-- SHORT TASK --
Go through the data below. Pull out every line that has the word "install".

-- RECORDS FOR THIS TASK --

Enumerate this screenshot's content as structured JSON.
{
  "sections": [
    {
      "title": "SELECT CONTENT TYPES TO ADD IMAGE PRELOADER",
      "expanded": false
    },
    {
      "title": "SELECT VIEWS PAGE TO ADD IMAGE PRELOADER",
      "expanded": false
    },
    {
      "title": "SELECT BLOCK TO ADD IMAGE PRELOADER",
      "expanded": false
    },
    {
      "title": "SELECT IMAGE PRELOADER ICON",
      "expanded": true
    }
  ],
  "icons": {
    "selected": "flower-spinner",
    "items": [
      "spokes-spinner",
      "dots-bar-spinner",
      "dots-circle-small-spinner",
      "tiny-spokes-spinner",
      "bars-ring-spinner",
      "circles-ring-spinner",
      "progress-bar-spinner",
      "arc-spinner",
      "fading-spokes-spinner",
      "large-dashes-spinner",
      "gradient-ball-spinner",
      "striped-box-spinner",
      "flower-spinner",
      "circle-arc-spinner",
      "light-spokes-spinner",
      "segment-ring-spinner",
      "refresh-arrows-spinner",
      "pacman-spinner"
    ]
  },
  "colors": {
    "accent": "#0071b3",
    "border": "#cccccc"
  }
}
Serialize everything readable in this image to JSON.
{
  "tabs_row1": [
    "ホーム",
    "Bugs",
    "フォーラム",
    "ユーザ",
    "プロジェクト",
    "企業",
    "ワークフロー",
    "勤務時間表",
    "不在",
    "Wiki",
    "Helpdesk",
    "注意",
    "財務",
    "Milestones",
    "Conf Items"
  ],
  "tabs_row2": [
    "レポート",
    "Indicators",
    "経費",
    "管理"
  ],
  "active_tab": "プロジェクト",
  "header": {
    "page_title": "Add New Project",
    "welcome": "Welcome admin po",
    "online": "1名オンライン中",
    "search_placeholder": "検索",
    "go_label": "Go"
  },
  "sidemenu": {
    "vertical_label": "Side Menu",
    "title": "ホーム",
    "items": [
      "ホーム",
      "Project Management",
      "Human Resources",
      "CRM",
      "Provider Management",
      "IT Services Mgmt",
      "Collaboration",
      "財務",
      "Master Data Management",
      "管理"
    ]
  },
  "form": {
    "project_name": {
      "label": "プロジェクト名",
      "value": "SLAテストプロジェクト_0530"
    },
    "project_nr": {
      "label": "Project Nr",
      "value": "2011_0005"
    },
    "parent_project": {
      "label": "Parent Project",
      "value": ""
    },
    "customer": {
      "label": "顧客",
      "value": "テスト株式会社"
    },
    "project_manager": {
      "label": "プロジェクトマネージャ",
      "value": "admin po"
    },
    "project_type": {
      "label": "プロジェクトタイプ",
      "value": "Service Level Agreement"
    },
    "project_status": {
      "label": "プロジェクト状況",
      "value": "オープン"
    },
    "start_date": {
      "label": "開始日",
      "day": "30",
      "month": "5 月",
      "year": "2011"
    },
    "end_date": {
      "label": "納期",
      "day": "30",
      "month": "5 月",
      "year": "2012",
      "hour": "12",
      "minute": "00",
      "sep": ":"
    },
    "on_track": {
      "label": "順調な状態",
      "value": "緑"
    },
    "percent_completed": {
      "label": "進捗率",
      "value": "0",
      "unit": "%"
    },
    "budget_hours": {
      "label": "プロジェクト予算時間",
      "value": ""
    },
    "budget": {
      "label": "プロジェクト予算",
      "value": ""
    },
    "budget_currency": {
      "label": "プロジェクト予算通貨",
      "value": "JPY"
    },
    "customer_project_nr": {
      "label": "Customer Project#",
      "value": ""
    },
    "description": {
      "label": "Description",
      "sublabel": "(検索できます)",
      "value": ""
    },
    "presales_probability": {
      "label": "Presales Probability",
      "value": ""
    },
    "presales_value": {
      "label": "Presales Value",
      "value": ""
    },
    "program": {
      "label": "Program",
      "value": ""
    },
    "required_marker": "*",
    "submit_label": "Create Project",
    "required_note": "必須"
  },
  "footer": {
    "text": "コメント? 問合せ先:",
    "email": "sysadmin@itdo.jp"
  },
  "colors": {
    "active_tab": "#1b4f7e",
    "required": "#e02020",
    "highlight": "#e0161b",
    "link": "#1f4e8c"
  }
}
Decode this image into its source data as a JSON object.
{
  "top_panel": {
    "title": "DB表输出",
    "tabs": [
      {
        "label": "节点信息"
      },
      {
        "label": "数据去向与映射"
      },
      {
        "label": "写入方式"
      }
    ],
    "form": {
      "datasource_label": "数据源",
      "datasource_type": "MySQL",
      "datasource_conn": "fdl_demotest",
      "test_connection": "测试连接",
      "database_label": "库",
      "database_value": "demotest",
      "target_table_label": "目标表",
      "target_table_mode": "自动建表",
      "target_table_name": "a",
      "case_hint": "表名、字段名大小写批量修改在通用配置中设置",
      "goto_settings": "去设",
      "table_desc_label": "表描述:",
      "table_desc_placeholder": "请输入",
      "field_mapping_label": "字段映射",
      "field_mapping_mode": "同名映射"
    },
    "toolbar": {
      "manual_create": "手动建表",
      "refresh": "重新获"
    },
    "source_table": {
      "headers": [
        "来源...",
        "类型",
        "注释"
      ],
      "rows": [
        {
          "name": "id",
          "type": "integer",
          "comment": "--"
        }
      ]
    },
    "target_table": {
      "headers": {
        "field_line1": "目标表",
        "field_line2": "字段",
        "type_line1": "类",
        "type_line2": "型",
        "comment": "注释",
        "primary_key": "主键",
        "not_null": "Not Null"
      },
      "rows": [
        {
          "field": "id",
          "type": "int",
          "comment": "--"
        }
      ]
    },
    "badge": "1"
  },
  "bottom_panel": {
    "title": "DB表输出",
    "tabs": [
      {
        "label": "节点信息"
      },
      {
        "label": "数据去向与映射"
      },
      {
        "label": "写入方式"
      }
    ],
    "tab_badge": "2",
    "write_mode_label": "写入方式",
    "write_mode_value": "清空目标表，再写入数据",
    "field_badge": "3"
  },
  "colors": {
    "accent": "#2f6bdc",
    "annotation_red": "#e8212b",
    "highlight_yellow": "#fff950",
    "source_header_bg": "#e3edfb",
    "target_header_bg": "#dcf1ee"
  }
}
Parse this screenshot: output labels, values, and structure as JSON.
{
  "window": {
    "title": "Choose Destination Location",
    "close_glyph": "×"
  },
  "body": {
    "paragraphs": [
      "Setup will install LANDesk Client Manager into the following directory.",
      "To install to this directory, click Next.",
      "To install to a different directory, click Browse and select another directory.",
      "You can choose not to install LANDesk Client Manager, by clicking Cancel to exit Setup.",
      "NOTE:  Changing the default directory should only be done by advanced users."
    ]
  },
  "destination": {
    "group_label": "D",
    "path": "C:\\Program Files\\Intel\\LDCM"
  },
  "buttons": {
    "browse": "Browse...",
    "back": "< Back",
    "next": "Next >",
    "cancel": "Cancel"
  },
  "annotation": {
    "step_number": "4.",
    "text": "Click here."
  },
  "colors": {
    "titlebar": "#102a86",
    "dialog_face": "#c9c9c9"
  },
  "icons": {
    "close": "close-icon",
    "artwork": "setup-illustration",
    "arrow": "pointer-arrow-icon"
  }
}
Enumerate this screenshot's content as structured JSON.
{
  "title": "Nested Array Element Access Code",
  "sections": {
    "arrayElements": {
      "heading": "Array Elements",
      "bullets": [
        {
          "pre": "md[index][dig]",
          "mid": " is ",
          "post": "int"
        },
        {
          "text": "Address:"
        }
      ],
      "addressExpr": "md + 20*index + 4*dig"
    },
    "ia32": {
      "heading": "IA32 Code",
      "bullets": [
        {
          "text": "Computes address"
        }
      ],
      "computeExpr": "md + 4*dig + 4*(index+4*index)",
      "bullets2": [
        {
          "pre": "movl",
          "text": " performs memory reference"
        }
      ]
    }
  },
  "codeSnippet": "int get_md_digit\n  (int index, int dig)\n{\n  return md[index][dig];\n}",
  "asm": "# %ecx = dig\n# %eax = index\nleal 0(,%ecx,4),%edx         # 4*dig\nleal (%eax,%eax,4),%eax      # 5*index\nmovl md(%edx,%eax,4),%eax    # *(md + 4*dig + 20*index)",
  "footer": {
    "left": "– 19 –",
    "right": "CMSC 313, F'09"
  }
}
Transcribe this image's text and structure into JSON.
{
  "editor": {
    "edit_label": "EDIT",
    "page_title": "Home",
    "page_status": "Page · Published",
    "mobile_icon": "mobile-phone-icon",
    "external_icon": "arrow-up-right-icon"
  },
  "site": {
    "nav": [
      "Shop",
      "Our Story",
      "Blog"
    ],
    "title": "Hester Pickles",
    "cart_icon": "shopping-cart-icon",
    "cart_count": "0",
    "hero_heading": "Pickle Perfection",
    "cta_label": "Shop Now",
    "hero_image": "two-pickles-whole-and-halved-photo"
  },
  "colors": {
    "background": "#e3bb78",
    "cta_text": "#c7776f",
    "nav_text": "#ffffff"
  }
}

-- ANSWER TO THE EXERCISE --
      "Setup will install LANDesk Client Manager into the following directory.",
      "To install to this directory, click Next.",
      "To install to a different directory, click Browse and select another directory.",
      "You can choose not to install LANDesk Client Manager, by clicking Cancel to exit Setup.",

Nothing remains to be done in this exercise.